++++ Records for processing

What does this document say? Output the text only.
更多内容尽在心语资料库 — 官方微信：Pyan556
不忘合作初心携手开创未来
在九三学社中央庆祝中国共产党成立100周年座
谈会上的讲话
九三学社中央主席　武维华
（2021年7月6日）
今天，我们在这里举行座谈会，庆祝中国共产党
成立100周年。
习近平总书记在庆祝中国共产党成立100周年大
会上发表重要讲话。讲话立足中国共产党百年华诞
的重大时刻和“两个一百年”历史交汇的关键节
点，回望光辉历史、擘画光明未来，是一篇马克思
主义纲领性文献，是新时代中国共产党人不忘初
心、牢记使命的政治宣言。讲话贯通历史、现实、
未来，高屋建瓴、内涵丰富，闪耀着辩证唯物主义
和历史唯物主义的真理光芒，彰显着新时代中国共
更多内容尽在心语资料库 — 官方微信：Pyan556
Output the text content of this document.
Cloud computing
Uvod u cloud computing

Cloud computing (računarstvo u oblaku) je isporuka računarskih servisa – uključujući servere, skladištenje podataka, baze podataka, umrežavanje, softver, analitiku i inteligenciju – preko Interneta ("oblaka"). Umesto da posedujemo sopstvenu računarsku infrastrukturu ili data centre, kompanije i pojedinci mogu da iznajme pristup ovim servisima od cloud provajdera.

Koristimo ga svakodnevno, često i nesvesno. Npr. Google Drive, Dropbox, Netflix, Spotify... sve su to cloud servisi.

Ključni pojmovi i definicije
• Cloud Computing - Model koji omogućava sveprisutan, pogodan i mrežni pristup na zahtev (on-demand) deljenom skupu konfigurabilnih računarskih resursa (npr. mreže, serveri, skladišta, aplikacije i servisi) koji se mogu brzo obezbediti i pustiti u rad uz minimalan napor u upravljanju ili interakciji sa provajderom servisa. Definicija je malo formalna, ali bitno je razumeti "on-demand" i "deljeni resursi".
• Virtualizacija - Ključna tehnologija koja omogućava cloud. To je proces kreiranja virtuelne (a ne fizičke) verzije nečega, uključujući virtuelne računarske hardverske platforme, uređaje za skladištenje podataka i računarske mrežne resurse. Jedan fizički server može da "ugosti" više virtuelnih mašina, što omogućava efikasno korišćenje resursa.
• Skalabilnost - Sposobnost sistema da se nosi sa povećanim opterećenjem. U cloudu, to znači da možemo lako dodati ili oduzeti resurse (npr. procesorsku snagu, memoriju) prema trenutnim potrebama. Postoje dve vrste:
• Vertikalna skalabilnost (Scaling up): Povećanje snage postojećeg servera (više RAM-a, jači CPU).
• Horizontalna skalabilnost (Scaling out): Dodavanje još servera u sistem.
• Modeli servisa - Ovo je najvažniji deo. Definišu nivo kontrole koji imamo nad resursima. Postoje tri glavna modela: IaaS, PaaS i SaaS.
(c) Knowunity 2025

++++++++

▶ **Challenge**: Count up the lines in the listing that hold the word "Output", and give that number only.

▶ **Answer to this problem**: 2